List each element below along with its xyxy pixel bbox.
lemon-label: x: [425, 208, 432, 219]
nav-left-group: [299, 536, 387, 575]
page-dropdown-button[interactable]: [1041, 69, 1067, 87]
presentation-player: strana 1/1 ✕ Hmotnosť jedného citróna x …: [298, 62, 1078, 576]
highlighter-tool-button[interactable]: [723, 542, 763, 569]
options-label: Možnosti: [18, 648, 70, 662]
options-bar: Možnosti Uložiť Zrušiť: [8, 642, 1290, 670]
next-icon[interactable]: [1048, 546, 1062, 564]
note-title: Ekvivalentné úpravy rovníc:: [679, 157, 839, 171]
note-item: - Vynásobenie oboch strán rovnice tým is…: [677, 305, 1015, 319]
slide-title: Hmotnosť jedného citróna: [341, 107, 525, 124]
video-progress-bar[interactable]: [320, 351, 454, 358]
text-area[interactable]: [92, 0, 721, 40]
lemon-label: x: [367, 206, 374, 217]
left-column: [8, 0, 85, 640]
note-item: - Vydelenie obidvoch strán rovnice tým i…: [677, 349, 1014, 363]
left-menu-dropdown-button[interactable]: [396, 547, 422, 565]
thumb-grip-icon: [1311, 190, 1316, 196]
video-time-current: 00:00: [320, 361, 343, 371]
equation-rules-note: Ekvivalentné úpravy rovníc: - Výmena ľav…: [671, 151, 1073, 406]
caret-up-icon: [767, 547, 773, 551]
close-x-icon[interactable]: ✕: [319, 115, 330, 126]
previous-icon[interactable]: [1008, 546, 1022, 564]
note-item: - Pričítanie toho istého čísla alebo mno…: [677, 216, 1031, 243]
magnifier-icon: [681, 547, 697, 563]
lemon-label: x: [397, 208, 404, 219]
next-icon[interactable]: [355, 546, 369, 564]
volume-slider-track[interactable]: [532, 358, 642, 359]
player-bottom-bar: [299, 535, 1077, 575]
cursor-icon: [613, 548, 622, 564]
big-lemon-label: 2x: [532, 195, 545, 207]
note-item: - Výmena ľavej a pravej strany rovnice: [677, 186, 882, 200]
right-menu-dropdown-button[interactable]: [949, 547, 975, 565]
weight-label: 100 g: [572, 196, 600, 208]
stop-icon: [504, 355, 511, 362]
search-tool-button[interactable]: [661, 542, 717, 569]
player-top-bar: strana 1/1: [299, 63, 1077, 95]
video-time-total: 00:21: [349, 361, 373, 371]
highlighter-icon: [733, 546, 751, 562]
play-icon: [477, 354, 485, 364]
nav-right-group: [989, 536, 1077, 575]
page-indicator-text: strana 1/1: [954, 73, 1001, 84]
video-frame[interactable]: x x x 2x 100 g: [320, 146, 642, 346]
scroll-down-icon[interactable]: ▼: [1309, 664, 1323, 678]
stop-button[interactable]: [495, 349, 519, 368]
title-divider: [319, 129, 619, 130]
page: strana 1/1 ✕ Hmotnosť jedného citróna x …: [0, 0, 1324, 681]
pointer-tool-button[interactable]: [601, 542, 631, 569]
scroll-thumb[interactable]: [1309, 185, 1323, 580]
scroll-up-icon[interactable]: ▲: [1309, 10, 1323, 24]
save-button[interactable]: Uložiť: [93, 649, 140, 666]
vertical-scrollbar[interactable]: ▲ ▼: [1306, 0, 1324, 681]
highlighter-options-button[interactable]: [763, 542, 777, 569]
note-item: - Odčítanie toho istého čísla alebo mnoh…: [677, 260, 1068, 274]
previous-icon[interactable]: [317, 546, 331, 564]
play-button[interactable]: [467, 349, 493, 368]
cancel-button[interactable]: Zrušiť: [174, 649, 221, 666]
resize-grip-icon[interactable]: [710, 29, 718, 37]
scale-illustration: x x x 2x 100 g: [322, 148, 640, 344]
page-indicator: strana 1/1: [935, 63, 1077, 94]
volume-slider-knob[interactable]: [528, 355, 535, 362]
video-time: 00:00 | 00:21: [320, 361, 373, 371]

» **Stated exercise**:
Extract every row above and reproduce each line unchanged.

» **Correct result**:
List each element below along with its xyxy pixel bbox.
lemon-label: x: [425, 208, 432, 219]
nav-left-group: [299, 536, 387, 575]
page-dropdown-button[interactable]: [1041, 69, 1067, 87]
presentation-player: strana 1/1 ✕ Hmotnosť jedného citróna x …: [298, 62, 1078, 576]
highlighter-tool-button[interactable]: [723, 542, 763, 569]
options-label: Možnosti: [18, 648, 70, 662]
options-bar: Možnosti Uložiť Zrušiť: [8, 642, 1290, 670]
next-icon[interactable]: [1048, 546, 1062, 564]
note-title: Ekvivalentné úpravy rovníc:: [679, 157, 839, 171]
note-item: - Vynásobenie oboch strán rovnice tým is…: [677, 305, 1015, 319]
slide-title: Hmotnosť jedného citróna: [341, 107, 525, 124]
video-progress-bar[interactable]: [320, 351, 454, 358]
text-area[interactable]: [92, 0, 721, 40]
lemon-label: x: [367, 206, 374, 217]
left-column: [8, 0, 85, 640]
note-item: - Vydelenie obidvoch strán rovnice tým i…: [677, 349, 1014, 363]
left-menu-dropdown-button[interactable]: [396, 547, 422, 565]
thumb-grip-icon: [1311, 190, 1316, 196]
video-time-current: 00:00: [320, 361, 343, 371]
equation-rules-note: Ekvivalentné úpravy rovníc: - Výmena ľav…: [671, 151, 1073, 406]
caret-up-icon: [767, 547, 773, 551]
close-x-icon[interactable]: ✕: [319, 115, 330, 126]
previous-icon[interactable]: [1008, 546, 1022, 564]
note-item: - Pričítanie toho istého čísla alebo mno…: [677, 216, 1031, 243]
magnifier-icon: [681, 547, 697, 563]
lemon-label: x: [397, 208, 404, 219]
next-icon[interactable]: [355, 546, 369, 564]
volume-slider-track[interactable]: [532, 358, 642, 359]
player-bottom-bar: [299, 535, 1077, 575]
cursor-icon: [613, 548, 622, 564]
big-lemon-label: 2x: [532, 195, 545, 207]
note-item: - Výmena ľavej a pravej strany rovnice: [677, 186, 882, 200]
right-menu-dropdown-button[interactable]: [949, 547, 975, 565]
weight-label: 100 g: [572, 196, 600, 208]
stop-icon: [504, 355, 511, 362]
search-tool-button[interactable]: [661, 542, 717, 569]
player-top-bar: strana 1/1: [299, 63, 1077, 95]
video-time-total: 00:21: [349, 361, 373, 371]
highlighter-icon: [733, 546, 751, 562]
play-icon: [477, 354, 485, 364]
nav-right-group: [989, 536, 1077, 575]
page-indicator-text: strana 1/1: [954, 73, 1001, 84]
video-frame[interactable]: x x x 2x 100 g: [320, 146, 642, 346]
scroll-down-icon[interactable]: ▼: [1309, 664, 1323, 678]
stop-button[interactable]: [495, 349, 519, 368]
title-divider: [319, 129, 619, 130]
page: strana 1/1 ✕ Hmotnosť jedného citróna x …: [0, 0, 1324, 681]
pointer-tool-button[interactable]: [601, 542, 631, 569]
scroll-thumb[interactable]: [1309, 185, 1323, 580]
scroll-up-icon[interactable]: ▲: [1309, 10, 1323, 24]
save-button[interactable]: Uložiť: [93, 649, 140, 666]
vertical-scrollbar[interactable]: ▲ ▼: [1306, 0, 1324, 681]
highlighter-options-button[interactable]: [763, 542, 777, 569]
note-item: - Odčítanie toho istého čísla alebo mnoh…: [677, 260, 1068, 274]
previous-icon[interactable]: [317, 546, 331, 564]
play-button[interactable]: [467, 349, 493, 368]
cancel-button[interactable]: Zrušiť: [174, 649, 221, 666]
resize-grip-icon[interactable]: [710, 29, 718, 37]
scale-illustration: x x x 2x 100 g: [322, 148, 640, 344]
page-indicator: strana 1/1: [935, 63, 1077, 94]
volume-slider-knob[interactable]: [528, 355, 535, 362]
video-time: 00:00 | 00:21: [320, 361, 373, 371]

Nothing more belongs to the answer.